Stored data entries
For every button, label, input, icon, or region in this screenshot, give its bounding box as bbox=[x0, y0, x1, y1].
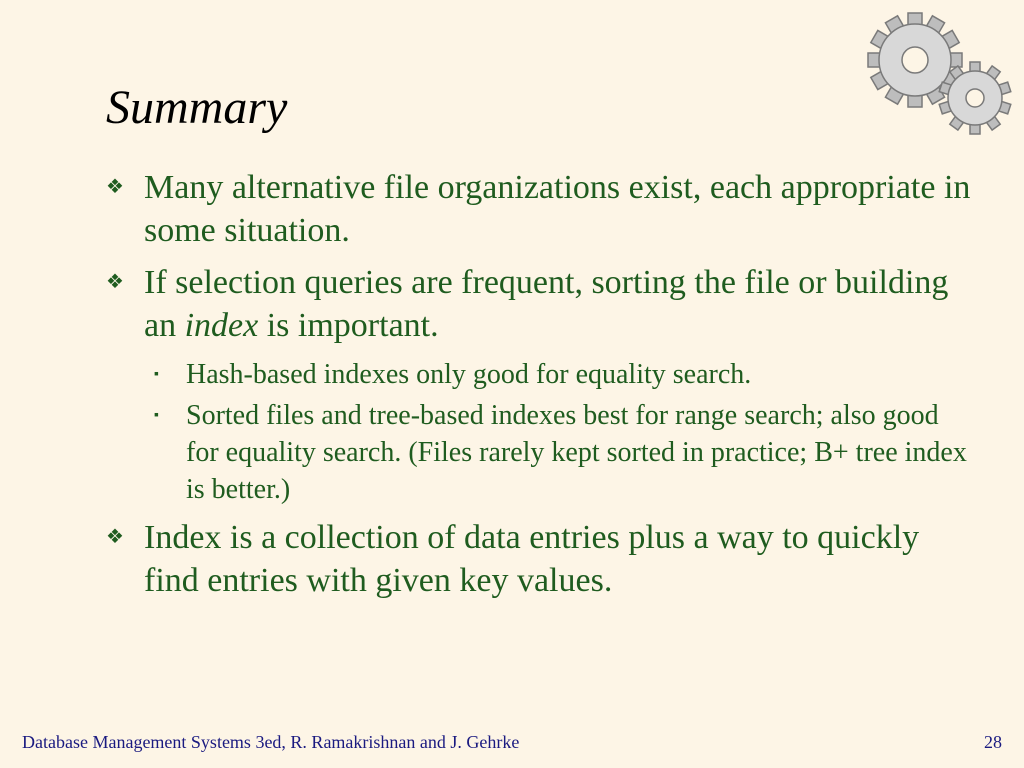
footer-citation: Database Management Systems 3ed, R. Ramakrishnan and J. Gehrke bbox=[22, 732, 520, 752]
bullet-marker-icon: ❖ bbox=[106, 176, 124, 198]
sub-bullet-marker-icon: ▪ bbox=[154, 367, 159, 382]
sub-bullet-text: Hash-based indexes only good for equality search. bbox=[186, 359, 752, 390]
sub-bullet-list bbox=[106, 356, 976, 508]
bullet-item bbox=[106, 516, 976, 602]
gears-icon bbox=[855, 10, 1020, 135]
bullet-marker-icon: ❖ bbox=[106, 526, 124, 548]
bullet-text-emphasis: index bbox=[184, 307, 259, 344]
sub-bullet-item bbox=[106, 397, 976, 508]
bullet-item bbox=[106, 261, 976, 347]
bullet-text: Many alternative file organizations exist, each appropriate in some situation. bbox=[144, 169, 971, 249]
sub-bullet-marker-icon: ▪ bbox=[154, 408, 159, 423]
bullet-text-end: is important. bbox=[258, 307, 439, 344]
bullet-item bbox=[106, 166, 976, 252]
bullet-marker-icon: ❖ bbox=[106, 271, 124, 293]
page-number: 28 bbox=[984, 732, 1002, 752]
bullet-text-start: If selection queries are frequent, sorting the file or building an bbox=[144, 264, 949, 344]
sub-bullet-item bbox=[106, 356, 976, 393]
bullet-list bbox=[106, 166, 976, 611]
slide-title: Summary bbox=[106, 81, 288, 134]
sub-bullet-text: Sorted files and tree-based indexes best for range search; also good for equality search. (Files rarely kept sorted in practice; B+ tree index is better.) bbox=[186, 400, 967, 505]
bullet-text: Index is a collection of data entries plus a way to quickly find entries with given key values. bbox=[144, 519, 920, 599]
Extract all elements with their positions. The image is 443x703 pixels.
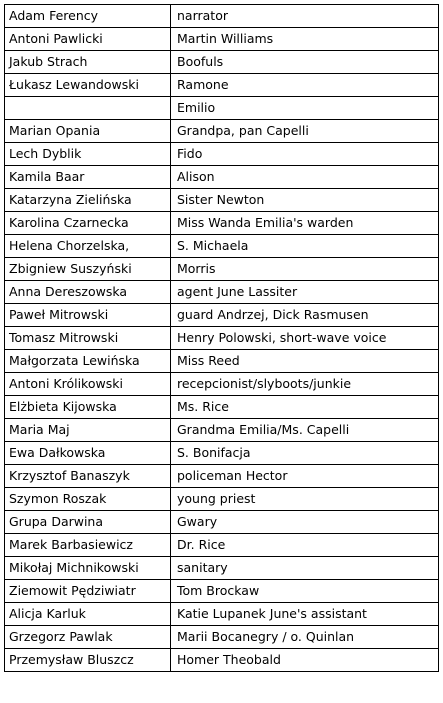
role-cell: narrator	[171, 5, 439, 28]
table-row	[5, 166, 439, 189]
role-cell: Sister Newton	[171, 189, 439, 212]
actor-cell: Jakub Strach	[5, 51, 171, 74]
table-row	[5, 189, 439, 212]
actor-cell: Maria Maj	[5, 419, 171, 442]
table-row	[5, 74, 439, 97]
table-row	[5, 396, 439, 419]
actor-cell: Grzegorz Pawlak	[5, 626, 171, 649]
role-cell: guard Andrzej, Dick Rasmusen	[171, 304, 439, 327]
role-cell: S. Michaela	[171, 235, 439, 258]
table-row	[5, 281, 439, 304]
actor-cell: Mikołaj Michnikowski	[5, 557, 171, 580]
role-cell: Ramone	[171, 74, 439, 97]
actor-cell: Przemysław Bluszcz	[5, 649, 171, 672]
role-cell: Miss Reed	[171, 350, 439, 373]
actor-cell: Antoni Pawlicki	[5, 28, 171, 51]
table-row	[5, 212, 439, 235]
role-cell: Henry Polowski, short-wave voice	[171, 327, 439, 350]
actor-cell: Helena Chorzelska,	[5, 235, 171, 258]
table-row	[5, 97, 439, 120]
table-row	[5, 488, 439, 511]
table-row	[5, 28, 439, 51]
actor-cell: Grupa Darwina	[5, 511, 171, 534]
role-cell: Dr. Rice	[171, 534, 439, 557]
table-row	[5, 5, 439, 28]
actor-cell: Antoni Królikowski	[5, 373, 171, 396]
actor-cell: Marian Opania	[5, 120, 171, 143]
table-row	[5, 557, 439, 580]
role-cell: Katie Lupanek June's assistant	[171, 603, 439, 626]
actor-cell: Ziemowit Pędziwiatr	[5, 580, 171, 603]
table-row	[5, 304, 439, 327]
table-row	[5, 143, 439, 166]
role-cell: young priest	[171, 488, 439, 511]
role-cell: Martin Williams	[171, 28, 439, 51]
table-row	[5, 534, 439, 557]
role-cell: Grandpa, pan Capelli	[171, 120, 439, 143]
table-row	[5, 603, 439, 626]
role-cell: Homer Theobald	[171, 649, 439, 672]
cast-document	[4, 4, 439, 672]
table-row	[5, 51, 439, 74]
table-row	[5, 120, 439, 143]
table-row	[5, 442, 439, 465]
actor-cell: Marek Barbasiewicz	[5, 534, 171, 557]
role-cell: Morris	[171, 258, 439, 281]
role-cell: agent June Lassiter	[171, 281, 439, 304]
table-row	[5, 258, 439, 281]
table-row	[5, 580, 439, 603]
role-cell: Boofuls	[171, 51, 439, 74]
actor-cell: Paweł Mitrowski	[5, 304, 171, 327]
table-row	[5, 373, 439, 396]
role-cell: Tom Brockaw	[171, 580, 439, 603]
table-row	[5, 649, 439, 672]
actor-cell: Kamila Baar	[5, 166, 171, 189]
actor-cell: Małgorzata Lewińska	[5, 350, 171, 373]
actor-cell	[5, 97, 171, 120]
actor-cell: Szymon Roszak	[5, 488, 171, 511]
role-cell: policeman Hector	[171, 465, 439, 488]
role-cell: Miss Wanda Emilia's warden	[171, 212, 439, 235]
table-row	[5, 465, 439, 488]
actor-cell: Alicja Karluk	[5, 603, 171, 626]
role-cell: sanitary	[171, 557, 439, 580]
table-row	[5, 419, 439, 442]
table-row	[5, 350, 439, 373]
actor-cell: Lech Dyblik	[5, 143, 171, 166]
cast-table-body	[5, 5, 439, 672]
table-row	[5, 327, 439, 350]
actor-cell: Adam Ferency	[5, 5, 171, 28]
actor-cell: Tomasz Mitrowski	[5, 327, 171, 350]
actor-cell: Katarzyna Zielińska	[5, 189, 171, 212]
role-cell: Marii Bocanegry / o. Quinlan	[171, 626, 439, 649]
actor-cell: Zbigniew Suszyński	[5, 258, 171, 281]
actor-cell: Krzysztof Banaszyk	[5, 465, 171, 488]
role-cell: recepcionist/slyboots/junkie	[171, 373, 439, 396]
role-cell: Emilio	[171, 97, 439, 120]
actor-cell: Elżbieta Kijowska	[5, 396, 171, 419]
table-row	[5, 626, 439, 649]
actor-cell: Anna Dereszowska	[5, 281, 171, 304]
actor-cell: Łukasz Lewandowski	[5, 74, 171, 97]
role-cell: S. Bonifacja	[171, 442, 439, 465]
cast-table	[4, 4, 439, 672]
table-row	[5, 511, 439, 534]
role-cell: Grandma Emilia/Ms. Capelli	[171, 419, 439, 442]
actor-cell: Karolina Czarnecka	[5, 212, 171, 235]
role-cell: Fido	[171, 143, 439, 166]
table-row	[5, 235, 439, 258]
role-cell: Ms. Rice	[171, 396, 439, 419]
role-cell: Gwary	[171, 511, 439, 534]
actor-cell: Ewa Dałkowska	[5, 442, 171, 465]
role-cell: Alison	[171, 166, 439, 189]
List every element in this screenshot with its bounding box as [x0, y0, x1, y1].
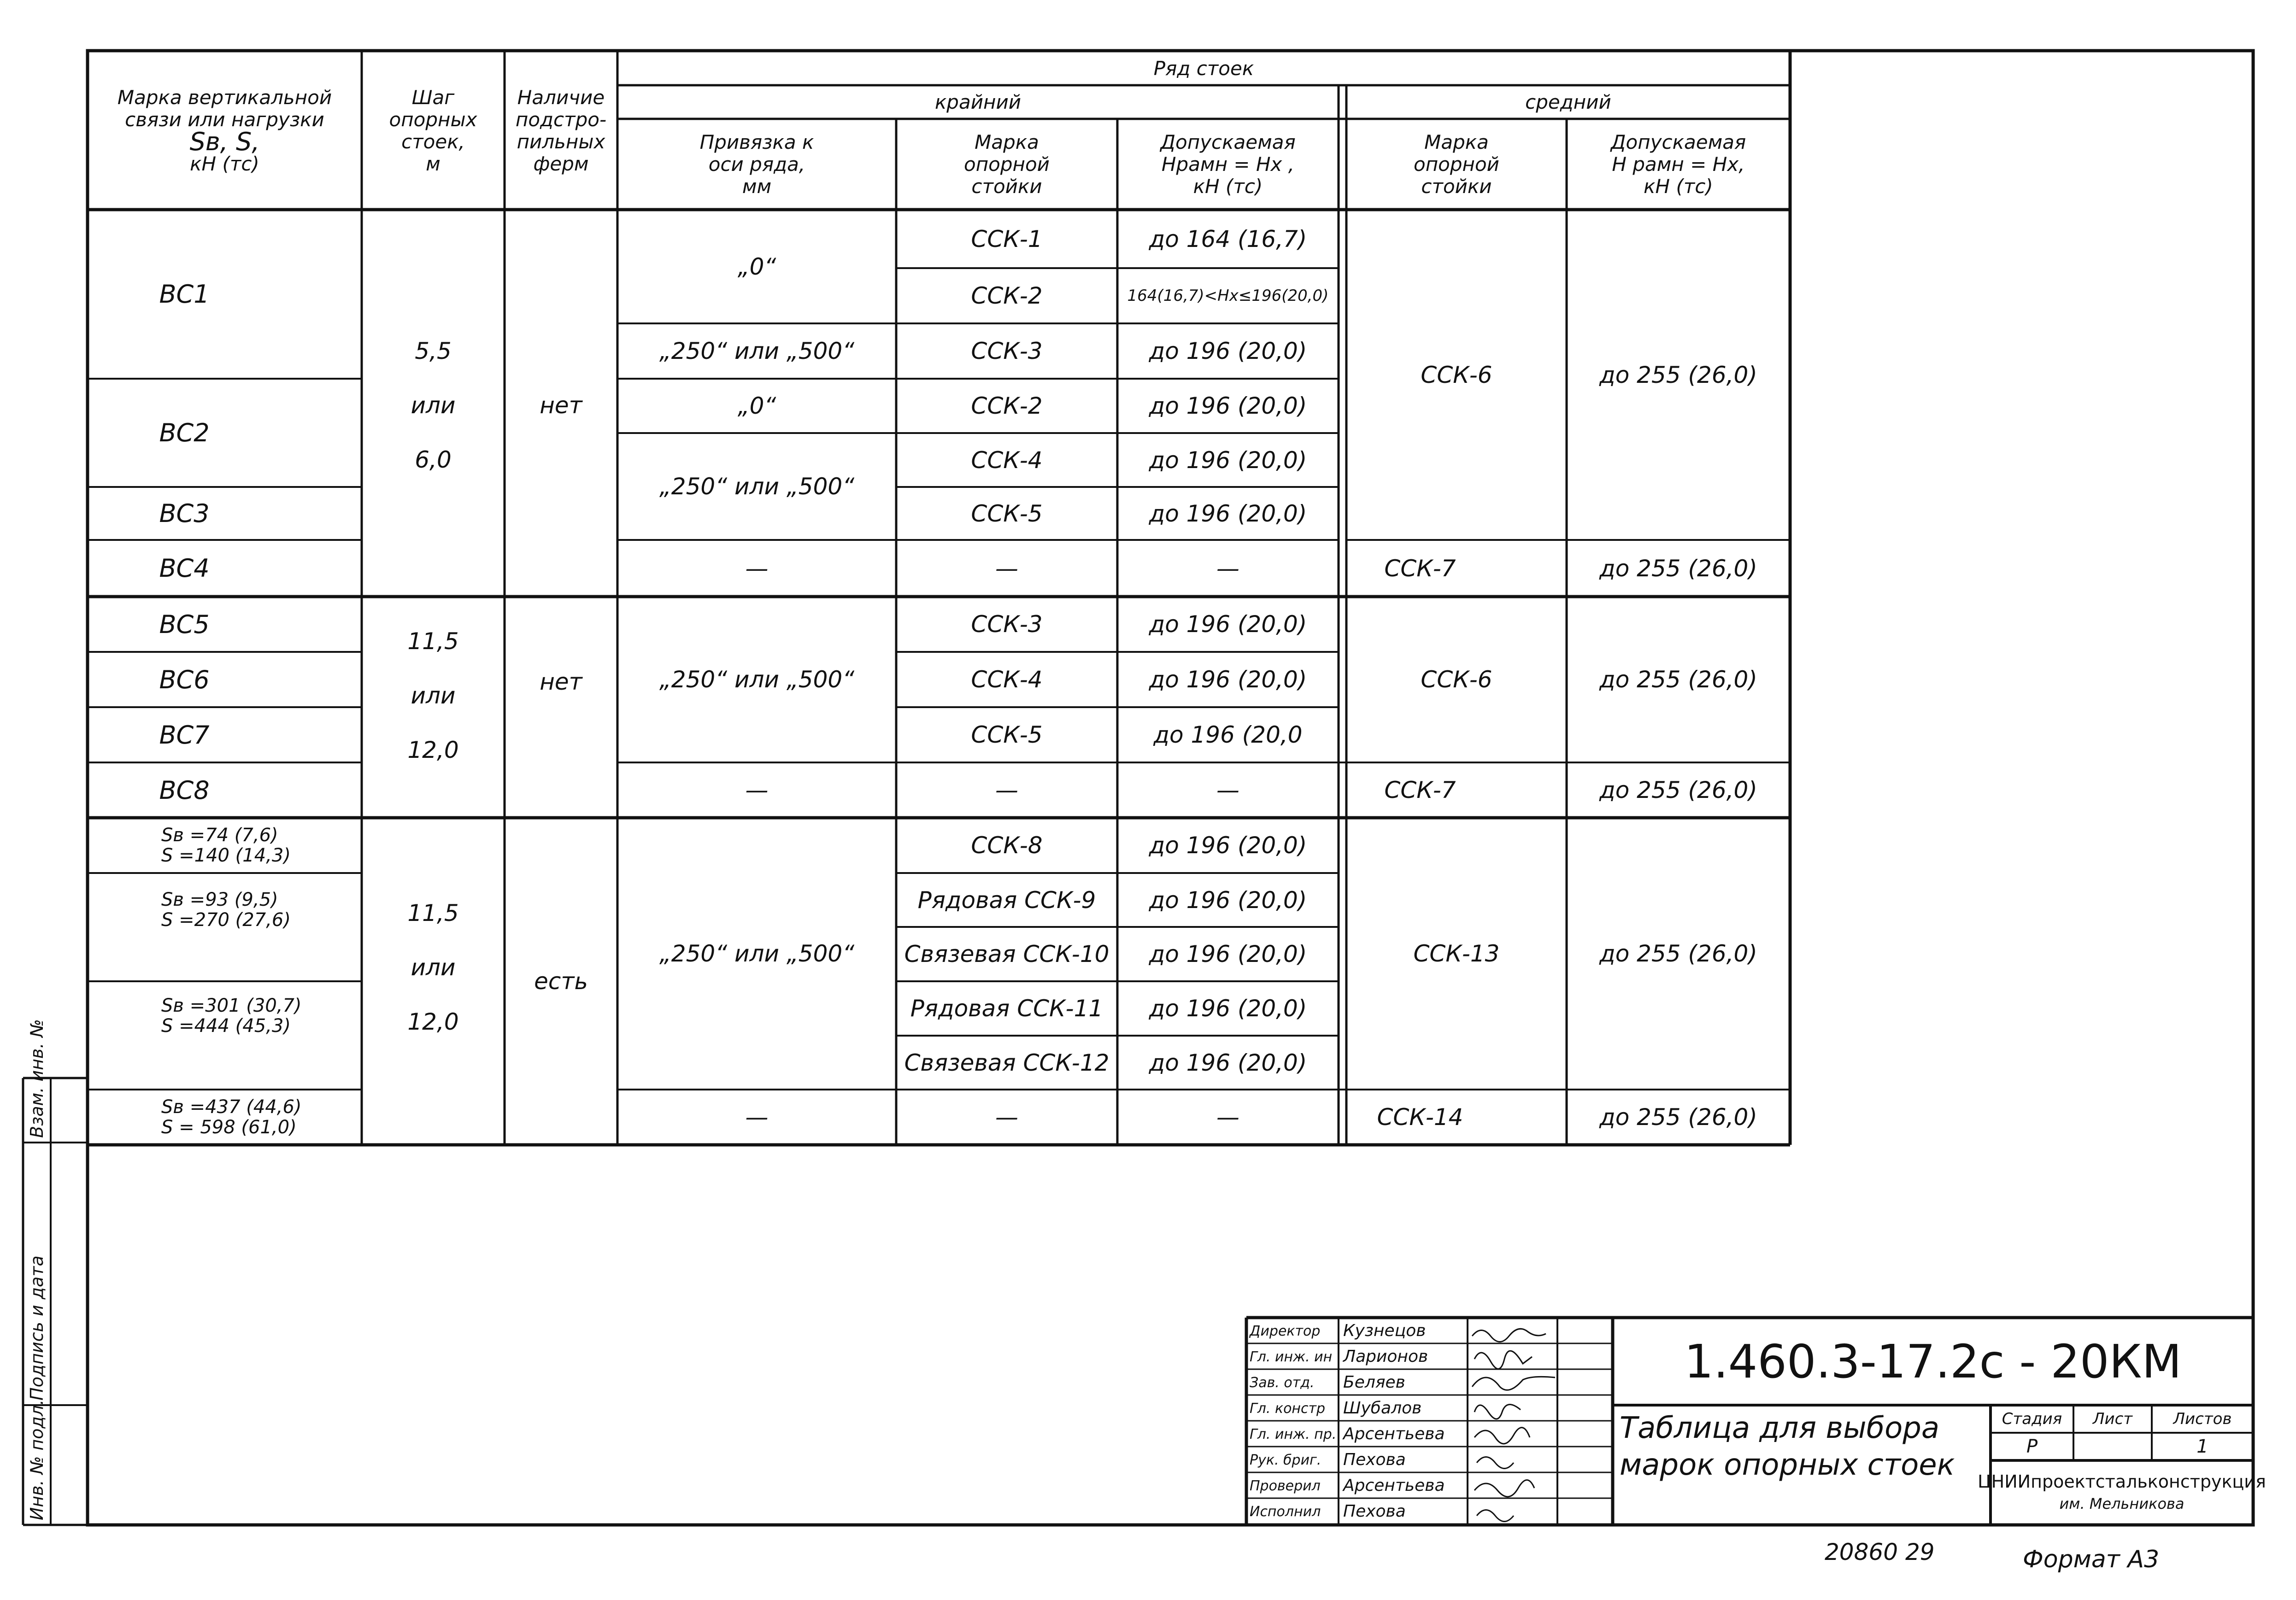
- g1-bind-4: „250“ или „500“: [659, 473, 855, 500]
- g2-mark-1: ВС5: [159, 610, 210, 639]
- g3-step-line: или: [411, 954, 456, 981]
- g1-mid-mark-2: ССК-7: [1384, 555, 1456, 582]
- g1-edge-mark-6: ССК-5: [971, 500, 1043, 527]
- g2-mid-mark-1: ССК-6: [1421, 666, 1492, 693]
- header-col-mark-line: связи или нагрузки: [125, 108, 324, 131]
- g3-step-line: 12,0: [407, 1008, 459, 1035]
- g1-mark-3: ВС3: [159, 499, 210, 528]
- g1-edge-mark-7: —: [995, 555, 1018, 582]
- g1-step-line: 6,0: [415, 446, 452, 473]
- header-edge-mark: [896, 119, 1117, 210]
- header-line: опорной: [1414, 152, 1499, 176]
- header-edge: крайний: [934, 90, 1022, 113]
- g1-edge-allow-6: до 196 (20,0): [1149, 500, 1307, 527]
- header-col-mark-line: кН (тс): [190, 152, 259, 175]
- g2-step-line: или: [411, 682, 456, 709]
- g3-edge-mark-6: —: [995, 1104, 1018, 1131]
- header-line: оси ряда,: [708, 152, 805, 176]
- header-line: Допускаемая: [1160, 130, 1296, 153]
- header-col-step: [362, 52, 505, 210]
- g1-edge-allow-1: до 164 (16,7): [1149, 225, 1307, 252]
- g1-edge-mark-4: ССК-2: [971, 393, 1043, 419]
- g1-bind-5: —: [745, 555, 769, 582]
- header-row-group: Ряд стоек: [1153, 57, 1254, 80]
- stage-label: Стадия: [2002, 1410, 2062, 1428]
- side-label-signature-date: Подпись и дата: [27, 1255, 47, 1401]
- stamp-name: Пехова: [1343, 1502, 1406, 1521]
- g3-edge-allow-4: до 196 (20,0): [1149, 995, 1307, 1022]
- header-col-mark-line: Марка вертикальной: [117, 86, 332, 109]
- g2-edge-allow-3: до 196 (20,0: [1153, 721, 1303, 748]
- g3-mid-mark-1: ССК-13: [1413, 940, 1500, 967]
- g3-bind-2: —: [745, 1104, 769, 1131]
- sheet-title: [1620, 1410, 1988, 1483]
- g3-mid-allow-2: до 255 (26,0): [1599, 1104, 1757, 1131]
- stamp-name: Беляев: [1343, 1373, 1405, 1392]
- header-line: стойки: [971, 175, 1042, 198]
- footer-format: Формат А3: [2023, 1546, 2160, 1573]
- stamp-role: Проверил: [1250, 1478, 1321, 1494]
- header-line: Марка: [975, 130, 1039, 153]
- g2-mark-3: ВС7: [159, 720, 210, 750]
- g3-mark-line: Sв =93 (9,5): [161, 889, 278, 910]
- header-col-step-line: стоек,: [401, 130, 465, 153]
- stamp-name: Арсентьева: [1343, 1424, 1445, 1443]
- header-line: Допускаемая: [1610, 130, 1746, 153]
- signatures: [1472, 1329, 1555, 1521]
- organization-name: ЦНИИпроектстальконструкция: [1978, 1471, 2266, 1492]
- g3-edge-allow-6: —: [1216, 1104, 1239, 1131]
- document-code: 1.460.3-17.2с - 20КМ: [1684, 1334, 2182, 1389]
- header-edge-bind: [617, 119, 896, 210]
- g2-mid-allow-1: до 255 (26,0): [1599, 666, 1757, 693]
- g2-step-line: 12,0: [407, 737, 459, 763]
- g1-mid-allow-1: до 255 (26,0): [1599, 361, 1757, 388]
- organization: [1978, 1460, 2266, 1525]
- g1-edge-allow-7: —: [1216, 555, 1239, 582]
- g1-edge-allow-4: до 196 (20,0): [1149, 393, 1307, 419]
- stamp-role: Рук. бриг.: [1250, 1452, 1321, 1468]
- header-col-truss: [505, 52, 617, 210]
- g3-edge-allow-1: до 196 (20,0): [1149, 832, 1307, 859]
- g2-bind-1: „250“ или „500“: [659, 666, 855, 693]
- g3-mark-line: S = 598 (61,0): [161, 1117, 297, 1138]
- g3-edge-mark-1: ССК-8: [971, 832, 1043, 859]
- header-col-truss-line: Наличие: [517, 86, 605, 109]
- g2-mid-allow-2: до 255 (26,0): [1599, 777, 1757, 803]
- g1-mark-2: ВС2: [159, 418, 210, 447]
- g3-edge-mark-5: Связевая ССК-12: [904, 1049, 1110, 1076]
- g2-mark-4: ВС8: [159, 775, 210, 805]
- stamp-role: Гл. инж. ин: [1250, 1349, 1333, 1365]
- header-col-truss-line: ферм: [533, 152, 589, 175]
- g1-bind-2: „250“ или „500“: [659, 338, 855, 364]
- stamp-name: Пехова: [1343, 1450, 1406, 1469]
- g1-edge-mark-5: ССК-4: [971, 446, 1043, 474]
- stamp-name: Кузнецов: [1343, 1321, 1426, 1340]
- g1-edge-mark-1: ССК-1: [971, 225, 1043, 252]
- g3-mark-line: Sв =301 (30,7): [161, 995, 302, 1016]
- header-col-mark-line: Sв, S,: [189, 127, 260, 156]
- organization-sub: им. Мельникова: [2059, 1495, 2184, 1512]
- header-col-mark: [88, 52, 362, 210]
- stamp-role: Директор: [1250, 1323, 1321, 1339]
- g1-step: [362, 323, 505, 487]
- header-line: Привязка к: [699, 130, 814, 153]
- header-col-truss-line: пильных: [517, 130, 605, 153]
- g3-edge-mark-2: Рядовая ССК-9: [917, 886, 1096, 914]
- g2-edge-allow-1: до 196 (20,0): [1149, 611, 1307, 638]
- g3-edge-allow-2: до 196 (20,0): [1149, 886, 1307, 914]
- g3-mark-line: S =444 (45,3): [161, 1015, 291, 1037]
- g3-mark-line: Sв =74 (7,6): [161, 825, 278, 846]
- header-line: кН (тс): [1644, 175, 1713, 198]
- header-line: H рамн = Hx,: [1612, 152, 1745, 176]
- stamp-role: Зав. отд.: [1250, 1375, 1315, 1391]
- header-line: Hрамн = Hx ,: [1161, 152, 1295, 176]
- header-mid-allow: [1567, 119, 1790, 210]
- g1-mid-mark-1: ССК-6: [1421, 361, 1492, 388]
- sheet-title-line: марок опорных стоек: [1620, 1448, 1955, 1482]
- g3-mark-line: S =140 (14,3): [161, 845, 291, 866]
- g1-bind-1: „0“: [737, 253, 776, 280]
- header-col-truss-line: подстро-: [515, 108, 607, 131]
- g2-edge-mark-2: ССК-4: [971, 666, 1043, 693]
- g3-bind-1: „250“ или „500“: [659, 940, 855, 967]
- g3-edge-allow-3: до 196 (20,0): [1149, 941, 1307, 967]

» **Given exercise**
Echo the lines of Block 1 from the one containing "footer-citation: Database Management" through the one containing "bullet-item bbox=[106, 261, 976, 347]", both included.

» **Worked solution**
footer-citation: Database Management Systems 3ed, R. Ramakrishnan and J. Gehrke bbox=[22, 732, 520, 752]
bullet-marker-icon: ❖ bbox=[106, 176, 124, 198]
sub-bullet-marker-icon: ▪ bbox=[154, 367, 159, 382]
sub-bullet-text: Hash-based indexes only good for equality search. bbox=[186, 359, 752, 390]
sub-bullet-list bbox=[106, 356, 976, 508]
bullet-item bbox=[106, 516, 976, 602]
gears-icon bbox=[855, 10, 1020, 135]
bullet-marker-icon: ❖ bbox=[106, 526, 124, 548]
bullet-text-emphasis: index bbox=[184, 307, 259, 344]
sub-bullet-item bbox=[106, 397, 976, 508]
bullet-item bbox=[106, 261, 976, 347]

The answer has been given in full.